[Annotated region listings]
[BEGIN]
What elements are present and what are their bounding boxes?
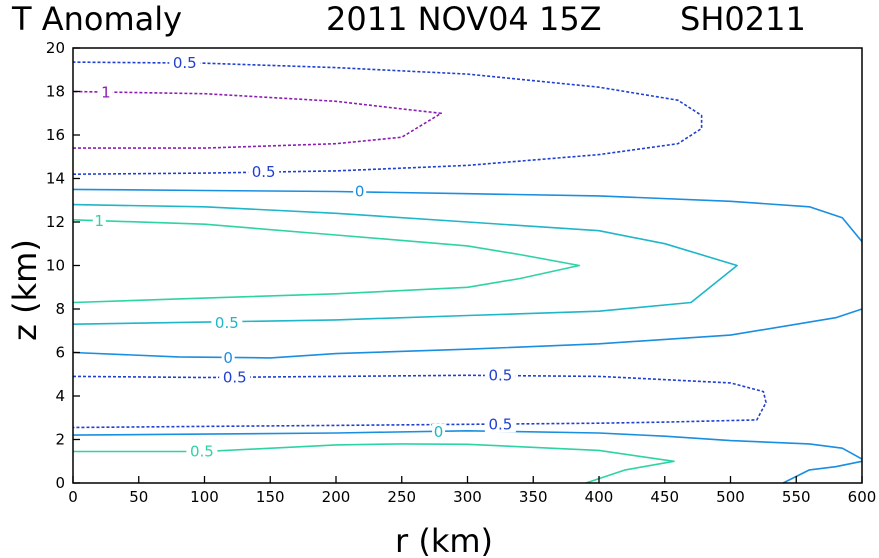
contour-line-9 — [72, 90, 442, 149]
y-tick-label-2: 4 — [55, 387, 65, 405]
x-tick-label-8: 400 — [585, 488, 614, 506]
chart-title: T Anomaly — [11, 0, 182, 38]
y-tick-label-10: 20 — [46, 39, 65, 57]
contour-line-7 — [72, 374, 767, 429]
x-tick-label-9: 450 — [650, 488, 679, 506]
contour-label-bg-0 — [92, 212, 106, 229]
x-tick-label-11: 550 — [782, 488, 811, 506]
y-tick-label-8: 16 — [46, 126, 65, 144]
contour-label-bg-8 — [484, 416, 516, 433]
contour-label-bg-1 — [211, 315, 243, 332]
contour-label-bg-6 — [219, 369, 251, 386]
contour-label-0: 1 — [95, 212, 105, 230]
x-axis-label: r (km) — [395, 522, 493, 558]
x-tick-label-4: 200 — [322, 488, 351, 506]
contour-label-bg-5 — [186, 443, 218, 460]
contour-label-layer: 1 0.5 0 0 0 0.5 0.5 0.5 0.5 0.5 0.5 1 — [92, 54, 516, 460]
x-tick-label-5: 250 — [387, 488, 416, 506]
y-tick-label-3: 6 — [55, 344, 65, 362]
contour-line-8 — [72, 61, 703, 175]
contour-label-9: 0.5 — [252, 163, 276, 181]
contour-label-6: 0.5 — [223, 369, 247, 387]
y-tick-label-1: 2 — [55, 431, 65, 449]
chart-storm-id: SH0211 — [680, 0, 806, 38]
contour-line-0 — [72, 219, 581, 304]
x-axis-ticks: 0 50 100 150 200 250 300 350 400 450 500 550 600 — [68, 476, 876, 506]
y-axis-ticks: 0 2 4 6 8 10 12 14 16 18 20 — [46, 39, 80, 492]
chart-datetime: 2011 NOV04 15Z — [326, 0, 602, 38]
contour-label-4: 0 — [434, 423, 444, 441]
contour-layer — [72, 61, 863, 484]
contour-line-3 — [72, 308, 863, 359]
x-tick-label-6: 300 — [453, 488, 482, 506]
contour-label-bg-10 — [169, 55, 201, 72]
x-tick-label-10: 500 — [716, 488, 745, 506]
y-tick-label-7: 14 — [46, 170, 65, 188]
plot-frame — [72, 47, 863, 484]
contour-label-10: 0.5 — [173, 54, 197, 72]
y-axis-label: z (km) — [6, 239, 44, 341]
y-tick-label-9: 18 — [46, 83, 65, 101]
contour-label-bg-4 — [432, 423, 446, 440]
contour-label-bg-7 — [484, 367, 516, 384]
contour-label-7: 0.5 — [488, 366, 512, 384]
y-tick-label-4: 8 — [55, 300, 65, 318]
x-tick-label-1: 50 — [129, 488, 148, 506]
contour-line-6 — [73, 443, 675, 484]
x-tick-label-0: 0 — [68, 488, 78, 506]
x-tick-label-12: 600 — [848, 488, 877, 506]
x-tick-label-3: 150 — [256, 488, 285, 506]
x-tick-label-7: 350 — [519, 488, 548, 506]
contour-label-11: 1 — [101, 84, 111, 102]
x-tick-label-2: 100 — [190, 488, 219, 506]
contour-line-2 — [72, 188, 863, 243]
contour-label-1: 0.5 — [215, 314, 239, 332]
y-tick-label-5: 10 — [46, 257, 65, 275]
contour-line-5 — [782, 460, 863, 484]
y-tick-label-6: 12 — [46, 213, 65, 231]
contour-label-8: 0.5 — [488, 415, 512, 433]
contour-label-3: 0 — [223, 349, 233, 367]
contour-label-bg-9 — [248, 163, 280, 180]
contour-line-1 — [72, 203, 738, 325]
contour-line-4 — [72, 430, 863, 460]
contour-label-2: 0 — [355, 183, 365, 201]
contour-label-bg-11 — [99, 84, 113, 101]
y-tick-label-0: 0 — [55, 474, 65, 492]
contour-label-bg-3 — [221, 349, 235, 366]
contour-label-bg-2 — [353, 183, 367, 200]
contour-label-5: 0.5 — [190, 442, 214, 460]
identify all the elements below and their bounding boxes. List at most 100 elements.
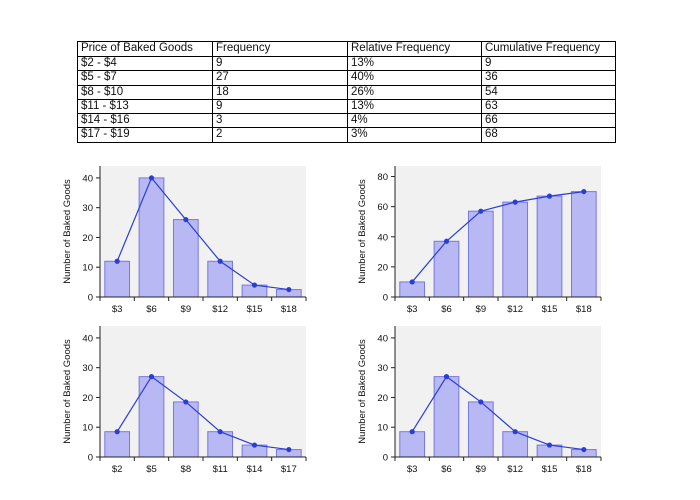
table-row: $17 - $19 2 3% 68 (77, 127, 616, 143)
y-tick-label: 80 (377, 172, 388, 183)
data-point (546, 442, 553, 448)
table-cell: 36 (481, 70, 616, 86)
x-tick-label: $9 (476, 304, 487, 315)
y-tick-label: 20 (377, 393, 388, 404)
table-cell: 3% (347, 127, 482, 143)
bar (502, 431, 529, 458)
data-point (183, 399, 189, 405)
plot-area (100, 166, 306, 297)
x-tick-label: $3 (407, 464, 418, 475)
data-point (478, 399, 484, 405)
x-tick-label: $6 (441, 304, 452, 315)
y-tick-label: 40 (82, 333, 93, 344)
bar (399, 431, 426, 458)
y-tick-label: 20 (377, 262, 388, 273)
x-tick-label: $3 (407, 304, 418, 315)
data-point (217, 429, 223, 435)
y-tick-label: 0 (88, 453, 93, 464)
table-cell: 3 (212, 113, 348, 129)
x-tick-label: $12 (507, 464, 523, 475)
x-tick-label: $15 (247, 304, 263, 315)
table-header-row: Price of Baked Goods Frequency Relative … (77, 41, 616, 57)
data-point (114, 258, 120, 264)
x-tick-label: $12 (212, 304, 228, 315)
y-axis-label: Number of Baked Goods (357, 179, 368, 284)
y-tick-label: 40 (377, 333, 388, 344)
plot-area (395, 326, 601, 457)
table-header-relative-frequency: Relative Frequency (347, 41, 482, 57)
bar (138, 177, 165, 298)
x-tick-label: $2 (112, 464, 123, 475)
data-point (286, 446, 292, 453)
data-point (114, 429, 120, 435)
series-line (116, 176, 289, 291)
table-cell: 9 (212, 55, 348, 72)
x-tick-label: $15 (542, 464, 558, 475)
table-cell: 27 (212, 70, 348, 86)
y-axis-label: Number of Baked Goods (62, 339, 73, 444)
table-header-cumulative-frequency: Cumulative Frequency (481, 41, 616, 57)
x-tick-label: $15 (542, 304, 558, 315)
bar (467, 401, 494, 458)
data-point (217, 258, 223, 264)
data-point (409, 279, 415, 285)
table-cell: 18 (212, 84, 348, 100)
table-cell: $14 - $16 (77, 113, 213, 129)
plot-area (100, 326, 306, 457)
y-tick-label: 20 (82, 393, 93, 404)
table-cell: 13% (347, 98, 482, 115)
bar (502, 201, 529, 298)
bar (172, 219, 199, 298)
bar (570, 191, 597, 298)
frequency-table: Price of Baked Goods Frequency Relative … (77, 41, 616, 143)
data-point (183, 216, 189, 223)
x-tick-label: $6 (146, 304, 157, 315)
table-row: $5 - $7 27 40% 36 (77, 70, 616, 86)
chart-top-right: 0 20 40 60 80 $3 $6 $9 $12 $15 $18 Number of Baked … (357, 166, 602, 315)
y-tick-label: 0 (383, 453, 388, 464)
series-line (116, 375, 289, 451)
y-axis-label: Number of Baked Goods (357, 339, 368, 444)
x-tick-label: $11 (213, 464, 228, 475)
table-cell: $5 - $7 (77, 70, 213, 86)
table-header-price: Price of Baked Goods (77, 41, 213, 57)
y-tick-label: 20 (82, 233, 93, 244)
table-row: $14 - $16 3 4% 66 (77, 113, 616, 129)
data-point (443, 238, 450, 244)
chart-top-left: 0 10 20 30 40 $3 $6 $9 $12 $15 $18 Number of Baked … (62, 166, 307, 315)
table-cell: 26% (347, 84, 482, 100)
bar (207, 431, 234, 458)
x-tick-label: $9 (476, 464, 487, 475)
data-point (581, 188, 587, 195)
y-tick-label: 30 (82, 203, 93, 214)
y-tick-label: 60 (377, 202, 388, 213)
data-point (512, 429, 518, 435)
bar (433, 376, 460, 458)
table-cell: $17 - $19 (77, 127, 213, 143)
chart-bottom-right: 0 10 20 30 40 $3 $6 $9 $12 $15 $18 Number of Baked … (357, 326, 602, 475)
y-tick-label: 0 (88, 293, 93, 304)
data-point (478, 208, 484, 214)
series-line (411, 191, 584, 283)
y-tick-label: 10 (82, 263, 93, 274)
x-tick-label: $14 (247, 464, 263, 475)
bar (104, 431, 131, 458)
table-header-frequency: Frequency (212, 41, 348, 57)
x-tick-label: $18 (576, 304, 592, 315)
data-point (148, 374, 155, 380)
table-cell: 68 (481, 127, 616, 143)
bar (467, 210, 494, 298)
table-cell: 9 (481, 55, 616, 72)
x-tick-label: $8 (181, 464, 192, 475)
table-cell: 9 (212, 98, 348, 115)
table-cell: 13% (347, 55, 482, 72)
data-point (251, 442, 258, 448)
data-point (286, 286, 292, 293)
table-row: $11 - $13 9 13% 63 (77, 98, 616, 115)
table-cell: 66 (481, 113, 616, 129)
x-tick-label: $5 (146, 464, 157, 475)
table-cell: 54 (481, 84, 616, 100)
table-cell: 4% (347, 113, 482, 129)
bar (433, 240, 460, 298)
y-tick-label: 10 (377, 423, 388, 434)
[END]
### [WHAT NEEDS TO BE DONE]
Put the lines of the items above into a numbered list, omitting blank lines, beginning with the line that contains "contour-line-9 — [72, 90, 442, 149]" and continuing through the line that contains "chart-datetime: 2011 NOV04". Include only those lines.

### [EXERCISE SOLUTION]
1. contour-line-9 — [72, 90, 442, 149]
2. y-tick-label-2: 4 — [55, 387, 65, 405]
3. x-tick-label-8: 400 — [585, 488, 614, 506]
4. chart-title: T Anomaly — [11, 0, 182, 38]
5. y-tick-label-10: 20 — [46, 39, 65, 57]
6. contour-line-7 — [72, 374, 767, 429]
7. x-tick-label-9: 450 — [650, 488, 679, 506]
8. contour-label-bg-0 — [92, 212, 106, 229]
9. x-tick-label-11: 550 — [782, 488, 811, 506]
10. y-tick-label-8: 16 — [46, 126, 65, 144]
11. contour-label-bg-8 — [484, 416, 516, 433]
12. contour-label-bg-1 — [211, 315, 243, 332]
13. contour-label-bg-6 — [219, 369, 251, 386]
14. contour-label-0: 1 — [95, 212, 105, 230]
15. x-axis-label: r (km) — [395, 522, 493, 558]
16. x-tick-label-4: 200 — [322, 488, 351, 506]
17. contour-label-bg-5 — [186, 443, 218, 460]
18. contour-label-layer: 1 0.5 0 0 0 0.5 0.5 0.5 0.5 0.5 0.5 1 — [92, 54, 516, 460]
19. x-tick-label-5: 250 — [387, 488, 416, 506]
20. y-tick-label-3: 6 — [55, 344, 65, 362]
21. contour-line-8 — [72, 61, 703, 175]
22. contour-label-9: 0.5 — [252, 163, 276, 181]
23. contour-label-6: 0.5 — [223, 369, 247, 387]
24. y-tick-label-1: 2 — [55, 431, 65, 449]
25. chart-storm-id: SH0211 — [680, 0, 806, 38]
26. contour-line-0 — [72, 219, 581, 304]
27. x-axis-ticks: 0 50 100 150 200 250 300 350 400 450 500 550 600 — [68, 476, 876, 506]
28. y-axis-ticks: 0 2 4 6 8 10 12 14 16 18 20 — [46, 39, 80, 492]
29. chart-datetime: 2011 NOV04 15Z — [326, 0, 602, 38]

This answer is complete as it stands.